--- Problem requirements ---
Copy out all the records exactly.

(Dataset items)
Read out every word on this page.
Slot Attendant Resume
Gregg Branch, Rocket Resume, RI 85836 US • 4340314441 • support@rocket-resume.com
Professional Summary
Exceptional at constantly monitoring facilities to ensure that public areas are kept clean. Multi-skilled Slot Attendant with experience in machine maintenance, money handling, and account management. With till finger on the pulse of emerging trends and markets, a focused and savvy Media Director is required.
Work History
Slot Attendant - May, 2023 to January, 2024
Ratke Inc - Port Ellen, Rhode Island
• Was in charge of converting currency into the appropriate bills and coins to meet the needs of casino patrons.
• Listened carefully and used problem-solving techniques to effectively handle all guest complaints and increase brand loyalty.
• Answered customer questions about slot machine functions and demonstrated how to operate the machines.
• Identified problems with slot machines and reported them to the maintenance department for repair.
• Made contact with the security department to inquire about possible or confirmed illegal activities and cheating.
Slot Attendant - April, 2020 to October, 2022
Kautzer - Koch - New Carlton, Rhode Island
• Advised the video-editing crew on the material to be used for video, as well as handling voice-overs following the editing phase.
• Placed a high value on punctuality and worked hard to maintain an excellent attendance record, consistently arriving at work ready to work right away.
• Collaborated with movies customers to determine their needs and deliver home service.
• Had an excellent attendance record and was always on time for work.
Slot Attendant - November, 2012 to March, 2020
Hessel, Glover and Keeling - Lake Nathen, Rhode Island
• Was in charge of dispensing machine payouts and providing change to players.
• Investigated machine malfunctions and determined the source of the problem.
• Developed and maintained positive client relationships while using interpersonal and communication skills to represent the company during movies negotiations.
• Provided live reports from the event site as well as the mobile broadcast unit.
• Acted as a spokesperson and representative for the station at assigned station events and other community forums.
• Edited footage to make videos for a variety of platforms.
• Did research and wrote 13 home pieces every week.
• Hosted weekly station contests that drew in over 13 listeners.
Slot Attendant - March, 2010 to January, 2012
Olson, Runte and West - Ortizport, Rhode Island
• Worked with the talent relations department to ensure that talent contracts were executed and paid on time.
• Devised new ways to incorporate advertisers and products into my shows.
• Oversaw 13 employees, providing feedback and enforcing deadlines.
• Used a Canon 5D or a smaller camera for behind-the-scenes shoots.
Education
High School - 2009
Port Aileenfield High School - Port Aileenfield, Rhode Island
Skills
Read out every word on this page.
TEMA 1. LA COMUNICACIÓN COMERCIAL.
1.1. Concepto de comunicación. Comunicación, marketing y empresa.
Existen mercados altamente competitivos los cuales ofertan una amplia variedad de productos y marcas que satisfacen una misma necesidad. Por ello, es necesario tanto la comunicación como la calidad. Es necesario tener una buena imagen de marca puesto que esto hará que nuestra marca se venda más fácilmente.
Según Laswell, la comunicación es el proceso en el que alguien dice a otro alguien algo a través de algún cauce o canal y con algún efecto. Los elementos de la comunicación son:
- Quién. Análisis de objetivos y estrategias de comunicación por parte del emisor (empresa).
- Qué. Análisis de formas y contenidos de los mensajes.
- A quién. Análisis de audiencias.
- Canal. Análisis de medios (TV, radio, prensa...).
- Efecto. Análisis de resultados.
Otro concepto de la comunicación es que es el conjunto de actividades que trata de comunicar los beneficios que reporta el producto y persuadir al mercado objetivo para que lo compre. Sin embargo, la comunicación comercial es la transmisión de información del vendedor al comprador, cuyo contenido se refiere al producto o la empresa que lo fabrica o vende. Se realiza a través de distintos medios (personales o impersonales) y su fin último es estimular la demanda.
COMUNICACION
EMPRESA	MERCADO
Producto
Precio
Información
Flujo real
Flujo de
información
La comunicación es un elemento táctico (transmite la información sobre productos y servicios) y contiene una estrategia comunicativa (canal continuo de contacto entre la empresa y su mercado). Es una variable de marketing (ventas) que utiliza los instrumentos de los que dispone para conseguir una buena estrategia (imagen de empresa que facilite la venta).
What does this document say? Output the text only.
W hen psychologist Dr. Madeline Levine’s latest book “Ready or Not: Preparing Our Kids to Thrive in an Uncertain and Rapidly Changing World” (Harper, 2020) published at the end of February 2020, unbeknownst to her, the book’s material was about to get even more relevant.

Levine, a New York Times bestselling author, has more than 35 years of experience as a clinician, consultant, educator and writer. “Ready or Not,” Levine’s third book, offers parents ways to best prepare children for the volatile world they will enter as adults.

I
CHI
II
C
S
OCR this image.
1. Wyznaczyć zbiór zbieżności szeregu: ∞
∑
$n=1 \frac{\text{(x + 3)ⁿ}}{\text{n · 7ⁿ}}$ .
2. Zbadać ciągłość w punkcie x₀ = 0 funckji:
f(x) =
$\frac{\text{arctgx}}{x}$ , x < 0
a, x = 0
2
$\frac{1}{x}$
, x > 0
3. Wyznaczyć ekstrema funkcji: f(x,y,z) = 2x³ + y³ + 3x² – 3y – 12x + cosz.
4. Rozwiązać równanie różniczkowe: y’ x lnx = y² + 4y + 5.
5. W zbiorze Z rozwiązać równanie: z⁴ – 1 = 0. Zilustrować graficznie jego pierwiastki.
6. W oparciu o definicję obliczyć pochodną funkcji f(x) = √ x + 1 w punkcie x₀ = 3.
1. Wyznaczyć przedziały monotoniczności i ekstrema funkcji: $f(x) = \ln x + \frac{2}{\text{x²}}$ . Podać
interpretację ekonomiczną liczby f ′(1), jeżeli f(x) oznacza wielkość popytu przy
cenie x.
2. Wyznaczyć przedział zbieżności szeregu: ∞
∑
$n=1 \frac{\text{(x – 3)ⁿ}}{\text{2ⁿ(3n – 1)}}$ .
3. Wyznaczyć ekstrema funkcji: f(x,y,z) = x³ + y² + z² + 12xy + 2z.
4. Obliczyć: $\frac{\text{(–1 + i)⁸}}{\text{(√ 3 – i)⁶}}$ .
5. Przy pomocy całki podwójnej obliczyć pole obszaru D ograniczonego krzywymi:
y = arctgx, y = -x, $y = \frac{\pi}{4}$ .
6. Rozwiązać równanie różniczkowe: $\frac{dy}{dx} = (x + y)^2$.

--- Reply to the task ---
Read out every word on this page.
Slot Attendant Resume
Gregg Branch, Rocket Resume, RI 85836 US • 4340314441 • support@rocket-resume.com
Professional Summary
Exceptional at constantly monitoring facilities to ensure that public areas are kept clean. Multi-skilled Slot Attendant with experience in machine maintenance, money handling, and account management. With till finger on the pulse of emerging trends and markets, a focused and savvy Media Director is required.
Work History
Slot Attendant - May, 2023 to January, 2024
Ratke Inc - Port Ellen, Rhode Island
• Was in charge of converting currency into the appropriate bills and coins to meet the needs of casino patrons.
• Listened carefully and used problem-solving techniques to effectively handle all guest complaints and increase brand loyalty.
• Answered customer questions about slot machine functions and demonstrated how to operate the machines.
• Identified problems with slot machines and reported them to the maintenance department for repair.
• Made contact with the security department to inquire about possible or confirmed illegal activities and cheating.
Slot Attendant - April, 2020 to October, 2022
Kautzer - Koch - New Carlton, Rhode Island
• Advised the video-editing crew on the material to be used for video, as well as handling voice-overs following the editing phase.
• Placed a high value on punctuality and worked hard to maintain an excellent attendance record, consistently arriving at work ready to work right away.
• Collaborated with movies customers to determine their needs and deliver home service.
• Had an excellent attendance record and was always on time for work.
Slot Attendant - November, 2012 to March, 2020
Hessel, Glover and Keeling - Lake Nathen, Rhode Island
• Was in charge of dispensing machine payouts and providing change to players.
• Investigated machine malfunctions and determined the source of the problem.
• Developed and maintained positive client relationships while using interpersonal and communication skills to represent the company during movies negotiations.
• Provided live reports from the event site as well as the mobile broadcast unit.
• Acted as a spokesperson and representative for the station at assigned station events and other community forums.
• Edited footage to make videos for a variety of platforms.
• Did research and wrote 13 home pieces every week.
• Hosted weekly station contests that drew in over 13 listeners.
Slot Attendant - March, 2010 to January, 2012
Olson, Runte and West - Ortizport, Rhode Island
• Worked with the talent relations department to ensure that talent contracts were executed and paid on time.
• Devised new ways to incorporate advertisers and products into my shows.
• Oversaw 13 employees, providing feedback and enforcing deadlines.
• Used a Canon 5D or a smaller camera for behind-the-scenes shoots.
Education
High School - 2009
Port Aileenfield High School - Port Aileenfield, Rhode Island
Skills
Read out every word on this page.
TEMA 1. LA COMUNICACIÓN COMERCIAL.
1.1. Concepto de comunicación. Comunicación, marketing y empresa.
Existen mercados altamente competitivos los cuales ofertan una amplia variedad de productos y marcas que satisfacen una misma necesidad. Por ello, es necesario tanto la comunicación como la calidad. Es necesario tener una buena imagen de marca puesto que esto hará que nuestra marca se venda más fácilmente.
Según Laswell, la comunicación es el proceso en el que alguien dice a otro alguien algo a través de algún cauce o canal y con algún efecto. Los elementos de la comunicación son:
- Quién. Análisis de objetivos y estrategias de comunicación por parte del emisor (empresa).
- Qué. Análisis de formas y contenidos de los mensajes.
- A quién. Análisis de audiencias.
- Canal. Análisis de medios (TV, radio, prensa...).
- Efecto. Análisis de resultados.
Otro concepto de la comunicación es que es el conjunto de actividades que trata de comunicar los beneficios que reporta el producto y persuadir al mercado objetivo para que lo compre. Sin embargo, la comunicación comercial es la transmisión de información del vendedor al comprador, cuyo contenido se refiere al producto o la empresa que lo fabrica o vende. Se realiza a través de distintos medios (personales o impersonales) y su fin último es estimular la demanda.
COMUNICACION
EMPRESA	MERCADO
Producto
Precio
Información
Flujo real
Flujo de
información
La comunicación es un elemento táctico (transmite la información sobre productos y servicios) y contiene una estrategia comunicativa (canal continuo de contacto entre la empresa y su mercado). Es una variable de marketing (ventas) que utiliza los instrumentos de los que dispone para conseguir una buena estrategia (imagen de empresa que facilite la venta).
What does this document say? Output the text only.
W hen psychologist Dr. Madeline Levine’s latest book “Ready or Not: Preparing Our Kids to Thrive in an Uncertain and Rapidly Changing World” (Harper, 2020) published at the end of February 2020, unbeknownst to her, the book’s material was about to get even more relevant.

Levine, a New York Times bestselling author, has more than 35 years of experience as a clinician, consultant, educator and writer. “Ready or Not,” Levine’s third book, offers parents ways to best prepare children for the volatile world they will enter as adults.

I
CHI
II
C
S
OCR this image.
1. Wyznaczyć zbiór zbieżności szeregu: ∞
∑
$n=1 \frac{\text{(x + 3)ⁿ}}{\text{n · 7ⁿ}}$ .
2. Zbadać ciągłość w punkcie x₀ = 0 funckji:
f(x) =
$\frac{\text{arctgx}}{x}$ , x < 0
a, x = 0
2
$\frac{1}{x}$
, x > 0
3. Wyznaczyć ekstrema funkcji: f(x,y,z) = 2x³ + y³ + 3x² – 3y – 12x + cosz.
4. Rozwiązać równanie różniczkowe: y’ x lnx = y² + 4y + 5.
5. W zbiorze Z rozwiązać równanie: z⁴ – 1 = 0. Zilustrować graficznie jego pierwiastki.
6. W oparciu o definicję obliczyć pochodną funkcji f(x) = √ x + 1 w punkcie x₀ = 3.
1. Wyznaczyć przedziały monotoniczności i ekstrema funkcji: $f(x) = \ln x + \frac{2}{\text{x²}}$ . Podać
interpretację ekonomiczną liczby f ′(1), jeżeli f(x) oznacza wielkość popytu przy
cenie x.
2. Wyznaczyć przedział zbieżności szeregu: ∞
∑
$n=1 \frac{\text{(x – 3)ⁿ}}{\text{2ⁿ(3n – 1)}}$ .
3. Wyznaczyć ekstrema funkcji: f(x,y,z) = x³ + y² + z² + 12xy + 2z.
4. Obliczyć: $\frac{\text{(–1 + i)⁸}}{\text{(√ 3 – i)⁶}}$ .
5. Przy pomocy całki podwójnej obliczyć pole obszaru D ograniczonego krzywymi:
y = arctgx, y = -x, $y = \frac{\pi}{4}$ .
6. Rozwiązać równanie różniczkowe: $\frac{dy}{dx} = (x + y)^2$.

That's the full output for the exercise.